### [Input records]
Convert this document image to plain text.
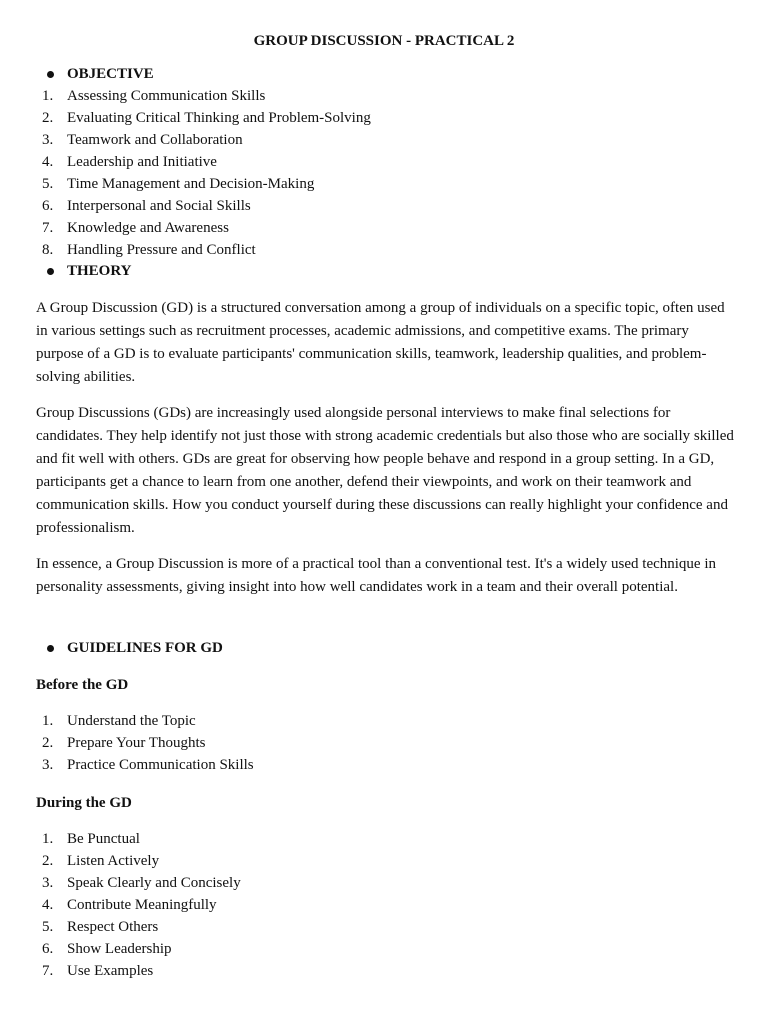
GROUP DISCUSSION - PRACTICAL 2
OBJECTIVE
1. Assessing Communication Skills
2. Evaluating Critical Thinking and Problem-Solving
3. Teamwork and Collaboration
4. Leadership and Initiative
5. Time Management and Decision-Making
6. Interpersonal and Social Skills
7. Knowledge and Awareness
8. Handling Pressure and Conflict
THEORY

A Group Discussion (GD) is a structured conversation among a group of individuals on a specific topic, often used in various settings such as recruitment processes, academic admissions, and competitive exams. The primary purpose of a GD is to evaluate participants' communication skills, teamwork, leadership qualities, and problem-solving abilities.

Group Discussions (GDs) are increasingly used alongside personal interviews to make final selections for candidates. They help identify not just those with strong academic credentials but also those who are socially skilled and fit well with others. GDs are great for observing how people behave and respond in a group setting. In a GD, participants get a chance to learn from one another, defend their viewpoints, and work on their teamwork and communication skills. How you conduct yourself during these discussions can really highlight your confidence and professionalism.

In essence, a Group Discussion is more of a practical tool than a conventional test. It's a widely used technique in personality assessments, giving insight into how well candidates work in a team and their overall potential.

GUIDELINES FOR GD
Before the GD
1. Understand the Topic
2. Prepare Your Thoughts
3. Practice Communication Skills
During the GD
1. Be Punctual
2. Listen Actively
3. Speak Clearly and Concisely
4. Contribute Meaningfully
5. Respect Others
6. Show Leadership
7. Use Examples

### [Task to carry out]
Write every record out again exactly; no pictures belong in the copy.

### [Worked answer]
Convert this document image to plain text.
GROUP DISCUSSION - PRACTICAL 2
OBJECTIVE
1. Assessing Communication Skills
2. Evaluating Critical Thinking and Problem-Solving
3. Teamwork and Collaboration
4. Leadership and Initiative
5. Time Management and Decision-Making
6. Interpersonal and Social Skills
7. Knowledge and Awareness
8. Handling Pressure and Conflict
THEORY

A Group Discussion (GD) is a structured conversation among a group of individuals on a specific topic, often used in various settings such as recruitment processes, academic admissions, and competitive exams. The primary purpose of a GD is to evaluate participants' communication skills, teamwork, leadership qualities, and problem-solving abilities.

Group Discussions (GDs) are increasingly used alongside personal interviews to make final selections for candidates. They help identify not just those with strong academic credentials but also those who are socially skilled and fit well with others. GDs are great for observing how people behave and respond in a group setting. In a GD, participants get a chance to learn from one another, defend their viewpoints, and work on their teamwork and communication skills. How you conduct yourself during these discussions can really highlight your confidence and professionalism.

In essence, a Group Discussion is more of a practical tool than a conventional test. It's a widely used technique in personality assessments, giving insight into how well candidates work in a team and their overall potential.

GUIDELINES FOR GD
Before the GD
1. Understand the Topic
2. Prepare Your Thoughts
3. Practice Communication Skills
During the GD
1. Be Punctual
2. Listen Actively
3. Speak Clearly and Concisely
4. Contribute Meaningfully
5. Respect Others
6. Show Leadership
7. Use Examples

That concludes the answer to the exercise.